**EXERCISE GOAL:** Please list all lines of the material below in which the string "Торговые" occurs.
-- start INPUT RECORDS --
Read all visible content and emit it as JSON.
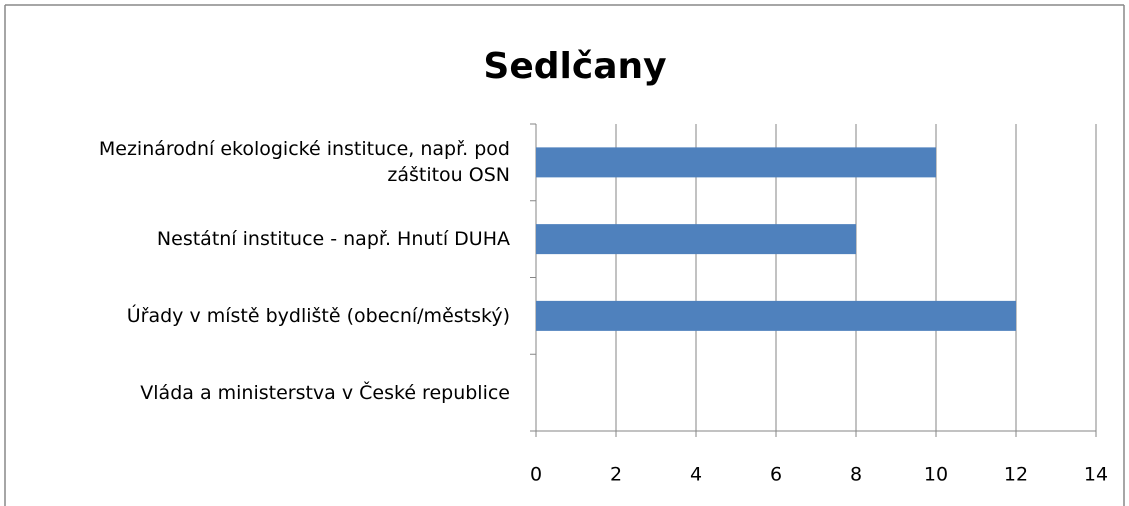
{
  "chart_data": {
    "type": "barh",
    "title": "Sedlčany",
    "categories": [
      "Mezinárodní ekologické instituce, např. pod záštitou OSN",
      "Nestátní instituce - např. Hnutí DUHA",
      "Úřady v místě bydliště (obecní/městský)",
      "Vláda a ministerstva v České republice"
    ],
    "values": [
      10,
      8,
      12,
      0
    ],
    "color": "#4f81bd",
    "xlim": [
      0,
      14
    ],
    "xticks": [
      0,
      2,
      4,
      6,
      8,
      10,
      12,
      14
    ],
    "grid": true
  }
}
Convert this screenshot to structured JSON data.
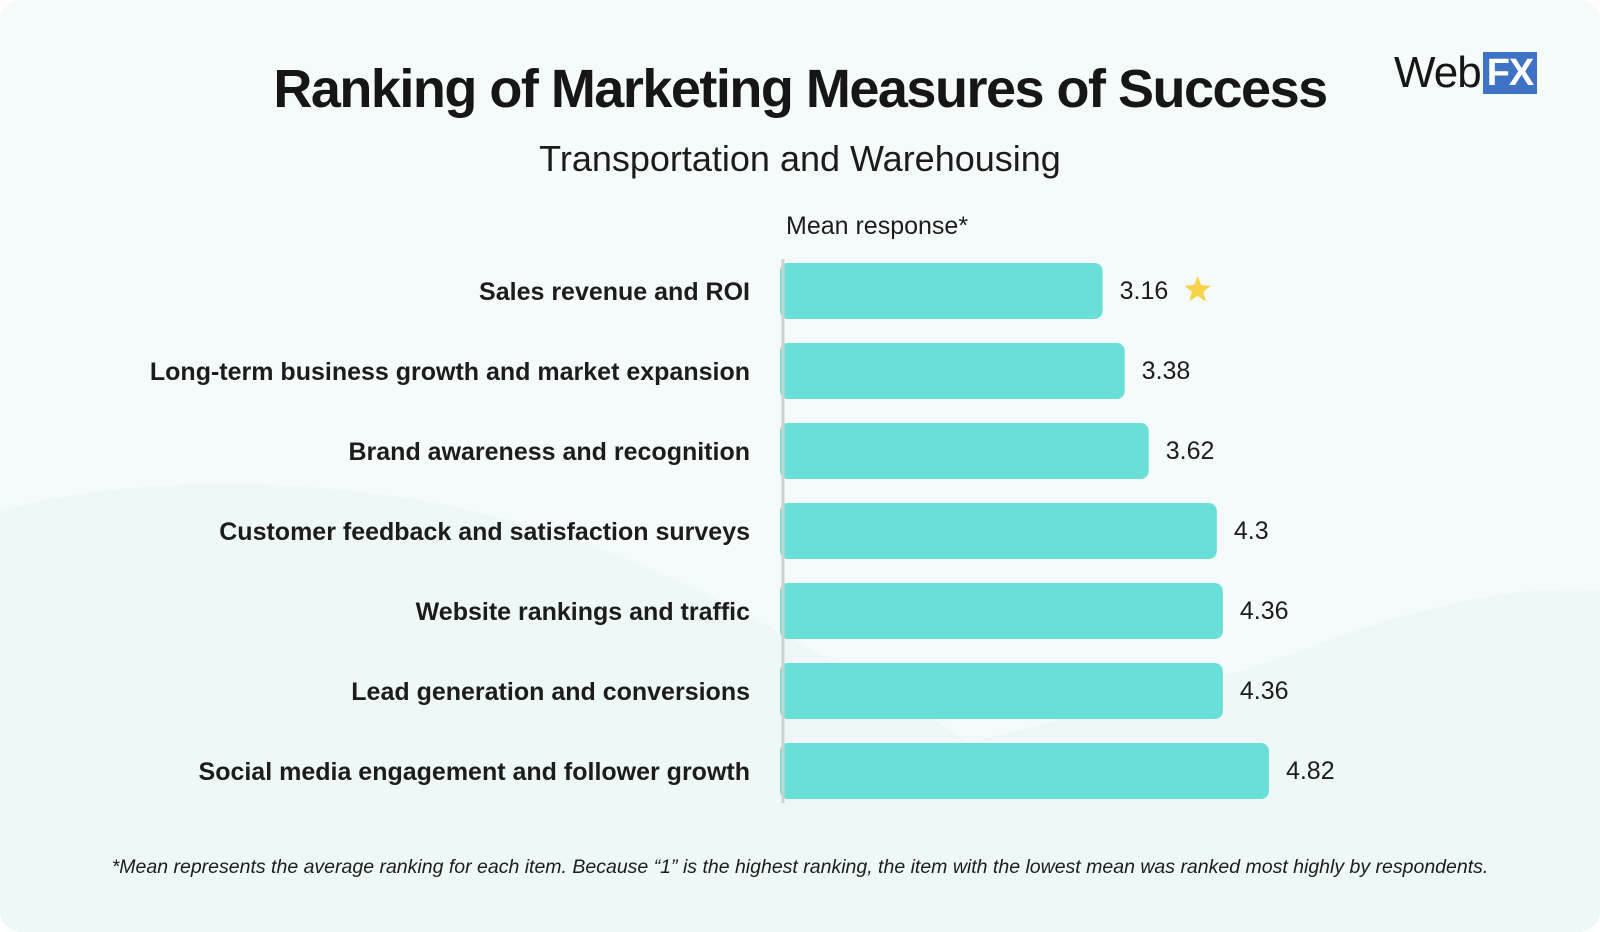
{
  "header": {
    "logo_web": "Web",
    "logo_fx": "FX"
  },
  "chart_data": {
    "type": "bar",
    "orientation": "horizontal",
    "title": "Ranking of Marketing Measures of Success",
    "subtitle": "Transportation and Warehousing",
    "xlabel": "Mean response*",
    "categories": [
      "Sales revenue and ROI",
      "Long-term business growth and market expansion",
      "Brand awareness and recognition",
      "Customer feedback and satisfaction surveys",
      "Website rankings and traffic",
      "Lead generation and conversions",
      "Social media engagement and follower growth"
    ],
    "values": [
      3.16,
      3.38,
      3.62,
      4.3,
      4.36,
      4.36,
      4.82
    ],
    "value_labels": [
      "3.16",
      "3.38",
      "3.62",
      "4.3",
      "4.36",
      "4.36",
      "4.82"
    ],
    "highlight_index": 0,
    "highlight_icon": "star-icon",
    "xlim": [
      0,
      5
    ],
    "grid": false,
    "colors": {
      "bar": "#6adfd7",
      "axis": "#c9d3d2",
      "star": "#f7d24a",
      "text": "#1c1c1c"
    },
    "footnote": "*Mean represents the average ranking for each item. Because “1” is the highest ranking, the item with the lowest mean was ranked most highly by respondents."
  }
}
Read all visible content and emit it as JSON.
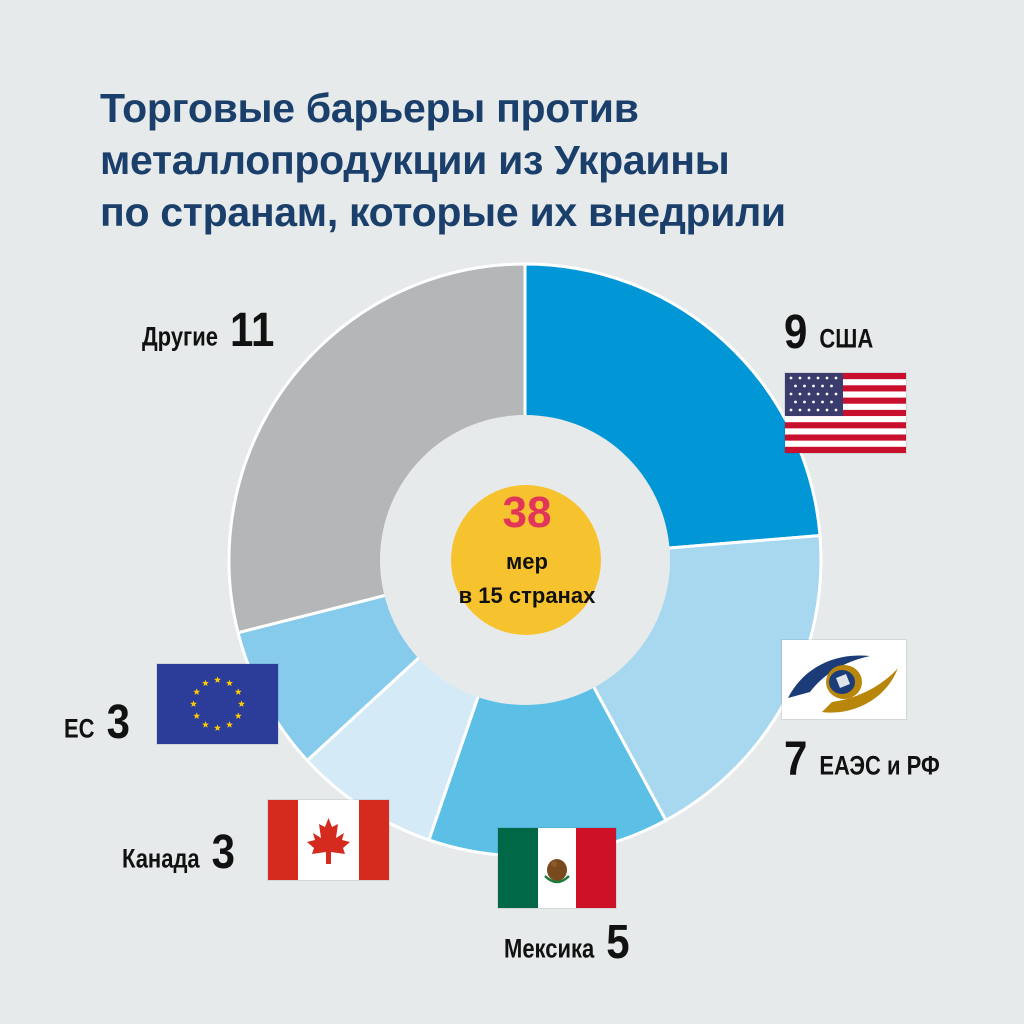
{
  "title_lines": [
    "Торговые барьеры против",
    "металлопродукции из Украины",
    "по странам, которые их внедрили"
  ],
  "center": {
    "total": "38",
    "line1": "мер",
    "line2": "в 15 странах"
  },
  "colors": {
    "background": "#e6eaeb",
    "title": "#1b3f6b",
    "center_circle": "#f6c22d",
    "center_total": "#e2355a"
  },
  "chart_data": {
    "type": "pie",
    "style": "donut",
    "title": "Торговые барьеры против металлопродукции из Украины по странам, которые их внедрили",
    "total": 38,
    "slices": [
      {
        "label": "США",
        "value": 9,
        "color": "#0196d6",
        "flag": "usa-flag"
      },
      {
        "label": "ЕАЭС и РФ",
        "value": 7,
        "color": "#a8d8ef",
        "flag": "eaeu-emblem"
      },
      {
        "label": "Мексика",
        "value": 5,
        "color": "#5cc0e6",
        "flag": "mexico-flag"
      },
      {
        "label": "Канада",
        "value": 3,
        "color": "#d4ebf7",
        "flag": "canada-flag"
      },
      {
        "label": "ЕС",
        "value": 3,
        "color": "#86cbec",
        "flag": "eu-flag"
      },
      {
        "label": "Другие",
        "value": 11,
        "color": "#b5b6b8",
        "flag": ""
      }
    ]
  }
}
-- end INPUT RECORDS --
**EXERCISE ANSWER:**
    "Торговые барьеры против",
    "title": "Торговые барьеры против металлопродукции из Украины по странам, которые их внедрили",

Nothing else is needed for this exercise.